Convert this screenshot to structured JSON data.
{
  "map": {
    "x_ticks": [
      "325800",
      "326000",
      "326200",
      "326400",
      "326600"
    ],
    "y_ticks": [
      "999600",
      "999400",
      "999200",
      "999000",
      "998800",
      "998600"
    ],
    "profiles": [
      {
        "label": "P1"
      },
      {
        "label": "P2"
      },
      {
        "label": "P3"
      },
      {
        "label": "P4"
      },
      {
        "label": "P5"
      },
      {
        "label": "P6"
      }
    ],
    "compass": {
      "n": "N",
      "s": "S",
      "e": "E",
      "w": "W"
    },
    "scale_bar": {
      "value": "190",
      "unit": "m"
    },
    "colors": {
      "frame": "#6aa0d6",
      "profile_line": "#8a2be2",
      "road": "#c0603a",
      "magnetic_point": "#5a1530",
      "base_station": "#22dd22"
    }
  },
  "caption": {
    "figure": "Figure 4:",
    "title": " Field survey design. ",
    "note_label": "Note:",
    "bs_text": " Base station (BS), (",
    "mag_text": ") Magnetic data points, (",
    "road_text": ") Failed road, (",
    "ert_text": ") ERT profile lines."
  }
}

● ● ● ●

### Stated exercise
Return all lines with the word "data" in them.

### Reply to the exercise
Convert this screenshot to structured JSON data.
    "mag_text": ") Magnetic data points, (",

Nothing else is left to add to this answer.